— Stored rows —
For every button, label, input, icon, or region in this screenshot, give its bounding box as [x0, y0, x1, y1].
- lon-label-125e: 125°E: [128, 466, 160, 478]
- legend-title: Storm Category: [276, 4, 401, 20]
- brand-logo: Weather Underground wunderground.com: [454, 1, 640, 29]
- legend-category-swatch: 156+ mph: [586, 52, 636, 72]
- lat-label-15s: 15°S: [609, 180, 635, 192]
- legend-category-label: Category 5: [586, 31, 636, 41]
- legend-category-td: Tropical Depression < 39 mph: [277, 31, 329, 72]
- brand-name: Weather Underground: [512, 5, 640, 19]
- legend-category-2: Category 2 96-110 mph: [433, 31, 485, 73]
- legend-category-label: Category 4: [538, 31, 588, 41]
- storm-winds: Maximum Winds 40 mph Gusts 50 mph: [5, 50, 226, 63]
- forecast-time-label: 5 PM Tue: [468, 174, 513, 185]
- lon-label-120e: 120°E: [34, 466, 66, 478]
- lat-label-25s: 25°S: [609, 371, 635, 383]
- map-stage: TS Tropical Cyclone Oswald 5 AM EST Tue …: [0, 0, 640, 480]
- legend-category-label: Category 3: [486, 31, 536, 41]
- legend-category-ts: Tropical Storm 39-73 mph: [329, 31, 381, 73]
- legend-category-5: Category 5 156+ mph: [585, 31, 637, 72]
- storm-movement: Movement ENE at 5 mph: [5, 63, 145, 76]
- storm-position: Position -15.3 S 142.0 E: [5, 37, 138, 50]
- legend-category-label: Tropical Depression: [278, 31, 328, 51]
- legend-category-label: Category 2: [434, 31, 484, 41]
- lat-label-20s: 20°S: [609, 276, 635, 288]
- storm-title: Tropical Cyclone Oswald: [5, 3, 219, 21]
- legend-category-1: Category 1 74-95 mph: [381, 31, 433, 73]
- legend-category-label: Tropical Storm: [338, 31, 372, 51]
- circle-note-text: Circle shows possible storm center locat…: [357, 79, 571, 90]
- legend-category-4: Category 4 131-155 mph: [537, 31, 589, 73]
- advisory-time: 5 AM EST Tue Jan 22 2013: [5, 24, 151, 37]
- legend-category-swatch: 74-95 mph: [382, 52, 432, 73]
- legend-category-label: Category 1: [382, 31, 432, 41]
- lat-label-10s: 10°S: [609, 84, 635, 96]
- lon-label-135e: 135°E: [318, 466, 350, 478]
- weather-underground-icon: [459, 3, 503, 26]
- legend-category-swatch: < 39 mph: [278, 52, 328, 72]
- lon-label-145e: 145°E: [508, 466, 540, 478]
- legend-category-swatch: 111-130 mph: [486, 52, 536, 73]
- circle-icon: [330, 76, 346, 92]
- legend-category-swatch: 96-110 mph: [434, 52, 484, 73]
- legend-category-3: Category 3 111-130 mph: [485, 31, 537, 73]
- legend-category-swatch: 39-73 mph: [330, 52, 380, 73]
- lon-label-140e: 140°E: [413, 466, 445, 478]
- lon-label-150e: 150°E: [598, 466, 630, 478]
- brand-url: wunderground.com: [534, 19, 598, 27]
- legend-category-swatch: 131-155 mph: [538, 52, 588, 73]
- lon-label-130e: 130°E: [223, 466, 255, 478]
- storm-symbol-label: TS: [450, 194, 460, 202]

— Your goal —
Extract every one of the items above verbatim, keeping each line unchanged.

— Output —
For every button, label, input, icon, or region in this screenshot, give its bounding box as [x0, y0, x1, y1].
- lon-label-125e: 125°E: [128, 466, 160, 478]
- legend-title: Storm Category: [276, 4, 401, 20]
- brand-logo: Weather Underground wunderground.com: [454, 1, 640, 29]
- legend-category-swatch: 156+ mph: [586, 52, 636, 72]
- lat-label-15s: 15°S: [609, 180, 635, 192]
- legend-category-label: Category 5: [586, 31, 636, 41]
- legend-category-td: Tropical Depression < 39 mph: [277, 31, 329, 72]
- brand-name: Weather Underground: [512, 5, 640, 19]
- legend-category-2: Category 2 96-110 mph: [433, 31, 485, 73]
- legend-category-label: Category 4: [538, 31, 588, 41]
- storm-winds: Maximum Winds 40 mph Gusts 50 mph: [5, 50, 226, 63]
- forecast-time-label: 5 PM Tue: [468, 174, 513, 185]
- lon-label-120e: 120°E: [34, 466, 66, 478]
- lat-label-25s: 25°S: [609, 371, 635, 383]
- map-stage: TS Tropical Cyclone Oswald 5 AM EST Tue …: [0, 0, 640, 480]
- legend-category-label: Category 3: [486, 31, 536, 41]
- legend-category-ts: Tropical Storm 39-73 mph: [329, 31, 381, 73]
- legend-category-5: Category 5 156+ mph: [585, 31, 637, 72]
- storm-movement: Movement ENE at 5 mph: [5, 63, 145, 76]
- storm-position: Position -15.3 S 142.0 E: [5, 37, 138, 50]
- legend-category-label: Tropical Depression: [278, 31, 328, 51]
- legend-category-label: Category 2: [434, 31, 484, 41]
- lat-label-20s: 20°S: [609, 276, 635, 288]
- storm-title: Tropical Cyclone Oswald: [5, 3, 219, 21]
- legend-category-1: Category 1 74-95 mph: [381, 31, 433, 73]
- legend-category-label: Tropical Storm: [338, 31, 372, 51]
- circle-note-text: Circle shows possible storm center locat…: [357, 79, 571, 90]
- legend-category-4: Category 4 131-155 mph: [537, 31, 589, 73]
- advisory-time: 5 AM EST Tue Jan 22 2013: [5, 24, 151, 37]
- legend-category-swatch: 74-95 mph: [382, 52, 432, 73]
- legend-category-label: Category 1: [382, 31, 432, 41]
- lat-label-10s: 10°S: [609, 84, 635, 96]
- lon-label-135e: 135°E: [318, 466, 350, 478]
- weather-underground-icon: [459, 3, 503, 26]
- legend-category-swatch: < 39 mph: [278, 52, 328, 72]
- lon-label-145e: 145°E: [508, 466, 540, 478]
- legend-category-swatch: 111-130 mph: [486, 52, 536, 73]
- circle-icon: [330, 76, 346, 92]
- legend-category-swatch: 96-110 mph: [434, 52, 484, 73]
- legend-category-3: Category 3 111-130 mph: [485, 31, 537, 73]
- legend-category-swatch: 39-73 mph: [330, 52, 380, 73]
- lon-label-140e: 140°E: [413, 466, 445, 478]
- lon-label-150e: 150°E: [598, 466, 630, 478]
- brand-url: wunderground.com: [534, 19, 598, 27]
- legend-category-swatch: 131-155 mph: [538, 52, 588, 73]
- lon-label-130e: 130°E: [223, 466, 255, 478]
- storm-symbol-label: TS: [450, 194, 460, 202]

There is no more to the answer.